On 28 April 2019, Etihad announced that it would remove seat-back screens in the economy section of 23 of its narrow-body Airbus A320 and A321 aircraft, used for flights of up to five hours. Etihad signed a 10-year agreement with Panasonic Avionics Corporation in 2011 for the provision of in-flight entertainment including broadband internet and live TV. Atlas is the official in-flight magazine of the airline.

==Loyalty program==

Etihad Guest is the airline's frequent flyer program, launched on 30 August 2006. It offers a discount web shop for members and multiple benefits such as extra baggage and priority check-in for frequent fliers. Points may also be redeemed for tickets or class upgrades. As part of an agreement between Etihad and the United Arab Emirates Ministry of Community Development, senior Emirati citizens get instant access to Etihad's loyalty program and are entitled to perks of more air miles, discounted tickets, priority check-in, and extra baggage.

As part of a partnership with American Airlines, American Airline loyalty program AAdvantage may be redeemed for tickets on Etihad. Similar partnership exists for the Scandinavian Airlines loyalty program Eurobonus, where members can earn and spend bonus points on selected flights. Etihad guest loyalty members are rewarded with Etihad miles when they book accommodations through booking.com as a result of a deal signed between booking.com and Etihad Airways in 2019.
------------------------------------------------------------------------
* _Exercise tasks_:
- A) Please reproduce the Etihad passage word for word, starting with "As part of a partnership" and going on through "Airways in 2019.".
- B) Answer these questions from the Etihad passage:
(i) On what date was Etihad Guest launched?
(ii) From how many aircraft did Etihad say it would remove economy seat-back screens?
(iii) What is the airline's official in-flight magazine called?
- C) Decide whether each statement agrees with the Etihad passage, and back each answer with the deciding words from the passage:
(i) Etihad's in-flight entertainment agreement with Panasonic Avionics Corporation was signed in 2011.
(ii) The seat-back screens were to be removed from wide-body aircraft.
(iii) Etihad Guest members can earn Etihad miles by booking accommodations through booking.com.
------------------------------------------------------------------------
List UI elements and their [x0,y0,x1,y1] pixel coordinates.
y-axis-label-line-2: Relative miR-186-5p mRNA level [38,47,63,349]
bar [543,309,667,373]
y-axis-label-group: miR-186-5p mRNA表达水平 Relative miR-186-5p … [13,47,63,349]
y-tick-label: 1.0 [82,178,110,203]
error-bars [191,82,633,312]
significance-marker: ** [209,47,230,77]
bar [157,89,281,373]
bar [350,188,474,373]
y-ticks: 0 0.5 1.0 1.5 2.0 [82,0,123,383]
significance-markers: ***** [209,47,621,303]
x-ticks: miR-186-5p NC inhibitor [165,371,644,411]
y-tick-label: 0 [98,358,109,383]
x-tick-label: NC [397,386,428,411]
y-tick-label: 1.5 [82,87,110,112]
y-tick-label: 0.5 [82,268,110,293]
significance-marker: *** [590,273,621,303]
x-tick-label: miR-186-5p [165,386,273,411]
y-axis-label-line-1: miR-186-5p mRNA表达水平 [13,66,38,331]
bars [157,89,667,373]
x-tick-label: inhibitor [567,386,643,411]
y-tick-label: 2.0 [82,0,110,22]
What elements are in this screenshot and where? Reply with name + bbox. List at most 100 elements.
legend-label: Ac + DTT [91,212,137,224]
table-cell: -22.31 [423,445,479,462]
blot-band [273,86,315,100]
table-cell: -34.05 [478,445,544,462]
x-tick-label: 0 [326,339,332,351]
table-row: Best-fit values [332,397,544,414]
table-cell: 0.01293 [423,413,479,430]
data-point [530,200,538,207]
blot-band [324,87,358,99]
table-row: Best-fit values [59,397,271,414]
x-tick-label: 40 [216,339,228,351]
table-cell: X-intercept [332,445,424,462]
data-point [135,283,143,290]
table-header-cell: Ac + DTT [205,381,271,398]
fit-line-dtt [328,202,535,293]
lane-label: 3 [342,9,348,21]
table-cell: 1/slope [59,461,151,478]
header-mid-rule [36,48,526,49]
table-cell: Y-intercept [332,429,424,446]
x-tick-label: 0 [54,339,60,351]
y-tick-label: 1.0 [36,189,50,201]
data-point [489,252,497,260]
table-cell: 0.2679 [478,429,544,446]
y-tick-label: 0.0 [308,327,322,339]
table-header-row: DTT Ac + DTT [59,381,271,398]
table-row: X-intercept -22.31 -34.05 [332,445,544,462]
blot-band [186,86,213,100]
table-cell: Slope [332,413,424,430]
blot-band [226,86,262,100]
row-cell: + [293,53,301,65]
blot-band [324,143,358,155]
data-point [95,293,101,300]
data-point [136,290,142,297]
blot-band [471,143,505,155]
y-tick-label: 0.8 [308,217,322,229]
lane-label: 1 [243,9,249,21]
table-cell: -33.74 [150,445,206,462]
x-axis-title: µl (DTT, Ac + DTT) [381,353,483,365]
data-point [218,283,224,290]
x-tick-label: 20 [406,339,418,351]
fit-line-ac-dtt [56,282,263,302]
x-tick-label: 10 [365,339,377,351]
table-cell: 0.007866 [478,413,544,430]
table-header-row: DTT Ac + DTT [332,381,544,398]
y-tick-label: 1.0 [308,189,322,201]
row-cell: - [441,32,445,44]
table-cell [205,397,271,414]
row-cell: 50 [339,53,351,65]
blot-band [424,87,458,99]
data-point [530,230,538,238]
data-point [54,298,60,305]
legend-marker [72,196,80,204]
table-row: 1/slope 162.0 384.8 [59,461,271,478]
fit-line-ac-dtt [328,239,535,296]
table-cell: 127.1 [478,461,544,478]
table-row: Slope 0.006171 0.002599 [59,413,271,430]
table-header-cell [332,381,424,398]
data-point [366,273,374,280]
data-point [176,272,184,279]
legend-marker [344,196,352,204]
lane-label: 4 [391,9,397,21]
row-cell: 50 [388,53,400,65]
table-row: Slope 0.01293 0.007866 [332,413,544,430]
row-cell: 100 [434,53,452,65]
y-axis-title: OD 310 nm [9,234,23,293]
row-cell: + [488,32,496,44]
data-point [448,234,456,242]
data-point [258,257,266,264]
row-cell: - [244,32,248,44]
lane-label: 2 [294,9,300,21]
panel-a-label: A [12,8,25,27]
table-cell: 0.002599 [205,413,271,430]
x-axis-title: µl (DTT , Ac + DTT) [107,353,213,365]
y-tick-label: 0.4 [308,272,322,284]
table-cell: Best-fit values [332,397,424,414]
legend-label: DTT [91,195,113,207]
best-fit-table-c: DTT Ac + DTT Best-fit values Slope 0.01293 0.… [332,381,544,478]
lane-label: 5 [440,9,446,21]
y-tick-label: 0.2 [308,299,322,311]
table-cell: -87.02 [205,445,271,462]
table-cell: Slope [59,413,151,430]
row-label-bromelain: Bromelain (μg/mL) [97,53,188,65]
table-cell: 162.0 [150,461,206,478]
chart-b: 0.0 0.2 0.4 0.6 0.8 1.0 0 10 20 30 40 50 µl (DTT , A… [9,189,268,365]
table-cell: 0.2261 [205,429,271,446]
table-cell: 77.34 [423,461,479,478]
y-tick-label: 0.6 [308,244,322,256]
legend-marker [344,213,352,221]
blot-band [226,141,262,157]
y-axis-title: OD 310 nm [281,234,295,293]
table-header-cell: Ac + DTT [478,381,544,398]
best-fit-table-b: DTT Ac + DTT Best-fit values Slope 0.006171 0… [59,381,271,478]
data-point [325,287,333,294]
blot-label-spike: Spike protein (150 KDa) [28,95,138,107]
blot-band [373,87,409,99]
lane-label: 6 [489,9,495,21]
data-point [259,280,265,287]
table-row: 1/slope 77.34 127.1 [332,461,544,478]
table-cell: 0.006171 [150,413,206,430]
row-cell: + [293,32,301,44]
------------------------------------------------------------------------
* _Expected outputs_:
- A)
As part of a partnership with American Airlines, American Airline loyalty program AAdvantage may be redeemed for tickets on Etihad. Similar partnership exists for the Scandinavian Airlines loyalty program Eurobonus, where members can earn and spend bonus points on selected flights. Etihad guest loyalty members are rewarded with Etihad miles when they book accommodations through booking.com as a result of a deal signed between booking.com and Etihad Airways in 2019.

- B)
(i) 30 August 2006
(ii) 23
(iii) Atlas

- C)
(i) Yes: "Etihad signed a 10-year agreement with Panasonic Avionics Corporation in 2011"
(ii) No: "23 of its narrow-body Airbus A320 and A321 aircraft"
(iii) Yes: "Etihad guest loyalty members are rewarded with Etihad miles when they book accommodations through booking.com"